### PROBLEM STATEMENT:
Looking at the data below, count the lines that contain the string "people". Write only the total.

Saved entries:
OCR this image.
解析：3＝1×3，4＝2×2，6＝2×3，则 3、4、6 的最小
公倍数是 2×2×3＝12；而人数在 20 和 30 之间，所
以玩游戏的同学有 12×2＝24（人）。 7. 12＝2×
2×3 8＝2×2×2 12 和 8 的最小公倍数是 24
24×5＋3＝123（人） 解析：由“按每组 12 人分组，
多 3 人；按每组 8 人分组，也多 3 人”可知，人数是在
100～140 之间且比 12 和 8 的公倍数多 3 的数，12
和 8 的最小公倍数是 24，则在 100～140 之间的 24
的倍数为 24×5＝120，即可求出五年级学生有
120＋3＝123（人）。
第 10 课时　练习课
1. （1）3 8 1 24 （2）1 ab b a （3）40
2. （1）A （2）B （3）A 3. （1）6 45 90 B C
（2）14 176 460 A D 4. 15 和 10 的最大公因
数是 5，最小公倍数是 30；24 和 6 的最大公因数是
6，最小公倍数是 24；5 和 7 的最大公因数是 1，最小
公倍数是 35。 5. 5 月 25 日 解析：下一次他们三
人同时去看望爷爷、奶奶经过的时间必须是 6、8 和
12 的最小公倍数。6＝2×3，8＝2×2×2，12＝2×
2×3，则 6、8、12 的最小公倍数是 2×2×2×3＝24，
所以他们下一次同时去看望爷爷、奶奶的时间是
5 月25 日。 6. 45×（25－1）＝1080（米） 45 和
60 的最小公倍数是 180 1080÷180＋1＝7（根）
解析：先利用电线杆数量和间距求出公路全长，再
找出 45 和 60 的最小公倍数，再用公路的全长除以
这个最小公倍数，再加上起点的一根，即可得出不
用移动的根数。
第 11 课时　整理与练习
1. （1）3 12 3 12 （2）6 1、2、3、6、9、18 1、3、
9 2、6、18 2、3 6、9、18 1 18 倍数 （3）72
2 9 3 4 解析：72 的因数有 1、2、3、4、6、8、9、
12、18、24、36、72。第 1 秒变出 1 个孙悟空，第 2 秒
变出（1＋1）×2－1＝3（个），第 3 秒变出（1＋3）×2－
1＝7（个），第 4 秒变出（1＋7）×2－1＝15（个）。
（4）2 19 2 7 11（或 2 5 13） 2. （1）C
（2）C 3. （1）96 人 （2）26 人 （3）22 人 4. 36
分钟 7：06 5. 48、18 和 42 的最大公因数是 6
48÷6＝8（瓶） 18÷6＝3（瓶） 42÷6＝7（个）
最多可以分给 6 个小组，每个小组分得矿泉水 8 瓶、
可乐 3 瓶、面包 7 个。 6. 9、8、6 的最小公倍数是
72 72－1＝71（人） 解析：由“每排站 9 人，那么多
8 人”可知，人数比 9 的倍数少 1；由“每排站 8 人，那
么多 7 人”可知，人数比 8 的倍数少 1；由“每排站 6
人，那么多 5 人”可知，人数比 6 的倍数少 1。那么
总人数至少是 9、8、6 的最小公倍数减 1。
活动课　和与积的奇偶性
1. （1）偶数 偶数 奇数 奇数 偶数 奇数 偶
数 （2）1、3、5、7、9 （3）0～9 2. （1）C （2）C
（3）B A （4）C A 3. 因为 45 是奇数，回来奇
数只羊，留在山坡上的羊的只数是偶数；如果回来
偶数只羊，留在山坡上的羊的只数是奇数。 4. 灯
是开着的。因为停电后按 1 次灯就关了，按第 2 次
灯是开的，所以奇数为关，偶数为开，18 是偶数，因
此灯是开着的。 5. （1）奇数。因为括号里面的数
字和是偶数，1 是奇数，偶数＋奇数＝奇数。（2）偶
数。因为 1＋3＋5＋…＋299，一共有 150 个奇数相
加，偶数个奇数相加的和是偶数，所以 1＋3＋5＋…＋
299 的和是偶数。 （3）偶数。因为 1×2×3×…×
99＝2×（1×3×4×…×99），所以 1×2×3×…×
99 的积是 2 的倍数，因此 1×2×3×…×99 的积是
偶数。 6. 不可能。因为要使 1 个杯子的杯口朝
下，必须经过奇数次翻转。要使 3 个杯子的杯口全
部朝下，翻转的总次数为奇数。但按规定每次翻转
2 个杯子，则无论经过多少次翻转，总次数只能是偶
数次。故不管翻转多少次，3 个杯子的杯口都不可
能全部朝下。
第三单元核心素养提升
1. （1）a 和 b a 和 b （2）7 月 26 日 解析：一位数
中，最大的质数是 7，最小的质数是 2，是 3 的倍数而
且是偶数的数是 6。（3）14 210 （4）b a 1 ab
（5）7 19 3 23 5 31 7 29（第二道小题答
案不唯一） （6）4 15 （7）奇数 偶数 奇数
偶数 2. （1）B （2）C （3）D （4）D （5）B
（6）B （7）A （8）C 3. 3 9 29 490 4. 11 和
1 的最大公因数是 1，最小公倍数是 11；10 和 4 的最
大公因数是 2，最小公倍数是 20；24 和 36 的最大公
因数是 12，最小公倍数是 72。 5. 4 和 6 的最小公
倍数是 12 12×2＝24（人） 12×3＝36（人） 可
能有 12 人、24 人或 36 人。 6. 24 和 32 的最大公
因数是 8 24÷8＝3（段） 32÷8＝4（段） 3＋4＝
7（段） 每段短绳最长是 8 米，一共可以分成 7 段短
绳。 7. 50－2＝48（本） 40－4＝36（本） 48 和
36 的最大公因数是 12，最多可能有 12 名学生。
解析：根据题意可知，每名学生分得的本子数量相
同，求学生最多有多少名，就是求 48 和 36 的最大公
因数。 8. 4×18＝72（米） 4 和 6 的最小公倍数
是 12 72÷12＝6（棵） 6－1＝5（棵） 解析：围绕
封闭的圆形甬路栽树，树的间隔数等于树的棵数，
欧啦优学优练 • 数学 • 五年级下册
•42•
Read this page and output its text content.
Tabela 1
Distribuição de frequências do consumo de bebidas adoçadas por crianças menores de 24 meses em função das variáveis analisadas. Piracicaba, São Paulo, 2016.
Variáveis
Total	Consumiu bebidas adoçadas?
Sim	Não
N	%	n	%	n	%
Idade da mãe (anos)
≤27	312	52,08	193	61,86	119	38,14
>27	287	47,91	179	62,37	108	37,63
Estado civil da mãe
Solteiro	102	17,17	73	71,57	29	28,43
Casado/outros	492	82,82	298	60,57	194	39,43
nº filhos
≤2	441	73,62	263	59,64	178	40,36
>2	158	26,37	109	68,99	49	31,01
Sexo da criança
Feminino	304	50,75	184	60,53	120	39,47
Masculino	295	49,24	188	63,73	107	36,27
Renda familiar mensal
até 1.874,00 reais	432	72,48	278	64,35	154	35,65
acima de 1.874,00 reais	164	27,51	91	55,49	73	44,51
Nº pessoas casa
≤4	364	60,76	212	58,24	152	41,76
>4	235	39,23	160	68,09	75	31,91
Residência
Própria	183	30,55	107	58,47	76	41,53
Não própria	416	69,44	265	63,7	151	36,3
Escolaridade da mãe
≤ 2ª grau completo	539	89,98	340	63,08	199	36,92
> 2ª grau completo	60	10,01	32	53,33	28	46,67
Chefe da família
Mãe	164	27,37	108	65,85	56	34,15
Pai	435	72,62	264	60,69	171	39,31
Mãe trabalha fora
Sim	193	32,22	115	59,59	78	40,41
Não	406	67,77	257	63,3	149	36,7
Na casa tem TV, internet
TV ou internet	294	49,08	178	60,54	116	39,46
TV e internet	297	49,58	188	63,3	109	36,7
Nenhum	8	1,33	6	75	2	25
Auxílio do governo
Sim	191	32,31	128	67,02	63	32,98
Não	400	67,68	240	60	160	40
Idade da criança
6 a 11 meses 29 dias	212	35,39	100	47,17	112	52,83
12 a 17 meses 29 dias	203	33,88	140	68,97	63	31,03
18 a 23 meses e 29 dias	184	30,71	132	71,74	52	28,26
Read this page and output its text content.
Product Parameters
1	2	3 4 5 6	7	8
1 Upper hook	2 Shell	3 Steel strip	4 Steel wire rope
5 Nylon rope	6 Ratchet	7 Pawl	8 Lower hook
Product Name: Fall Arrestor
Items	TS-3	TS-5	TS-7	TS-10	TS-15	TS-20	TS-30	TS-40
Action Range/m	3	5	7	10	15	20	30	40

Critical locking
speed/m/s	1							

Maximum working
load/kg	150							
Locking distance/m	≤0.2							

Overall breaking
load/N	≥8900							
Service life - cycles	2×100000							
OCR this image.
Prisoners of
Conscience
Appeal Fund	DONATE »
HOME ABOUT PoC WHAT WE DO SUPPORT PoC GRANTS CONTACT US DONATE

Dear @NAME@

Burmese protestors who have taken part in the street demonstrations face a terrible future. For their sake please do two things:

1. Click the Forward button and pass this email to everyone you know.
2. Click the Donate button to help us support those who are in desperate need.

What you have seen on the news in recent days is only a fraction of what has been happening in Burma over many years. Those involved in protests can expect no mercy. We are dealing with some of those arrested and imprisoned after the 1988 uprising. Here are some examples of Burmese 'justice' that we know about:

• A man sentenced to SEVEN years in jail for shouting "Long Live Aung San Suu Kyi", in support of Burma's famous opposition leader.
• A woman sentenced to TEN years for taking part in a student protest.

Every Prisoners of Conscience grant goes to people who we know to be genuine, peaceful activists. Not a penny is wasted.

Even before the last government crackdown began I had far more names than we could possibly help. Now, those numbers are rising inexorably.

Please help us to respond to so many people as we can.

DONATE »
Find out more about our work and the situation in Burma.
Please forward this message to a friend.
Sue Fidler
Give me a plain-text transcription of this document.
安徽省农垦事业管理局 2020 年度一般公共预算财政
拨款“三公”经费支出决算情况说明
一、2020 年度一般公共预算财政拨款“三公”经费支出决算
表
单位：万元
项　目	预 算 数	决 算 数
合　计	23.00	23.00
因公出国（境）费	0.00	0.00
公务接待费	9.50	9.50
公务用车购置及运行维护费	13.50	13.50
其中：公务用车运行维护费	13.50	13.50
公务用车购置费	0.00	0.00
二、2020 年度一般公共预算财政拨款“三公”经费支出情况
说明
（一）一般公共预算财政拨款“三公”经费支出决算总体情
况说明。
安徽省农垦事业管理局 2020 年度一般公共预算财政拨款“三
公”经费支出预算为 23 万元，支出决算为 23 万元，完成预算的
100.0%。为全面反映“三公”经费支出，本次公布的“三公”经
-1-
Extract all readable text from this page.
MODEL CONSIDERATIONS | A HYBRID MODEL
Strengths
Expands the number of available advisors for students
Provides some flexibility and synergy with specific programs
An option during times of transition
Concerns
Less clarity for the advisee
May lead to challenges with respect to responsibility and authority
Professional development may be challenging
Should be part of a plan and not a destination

### SOLVED PROBLEM:
2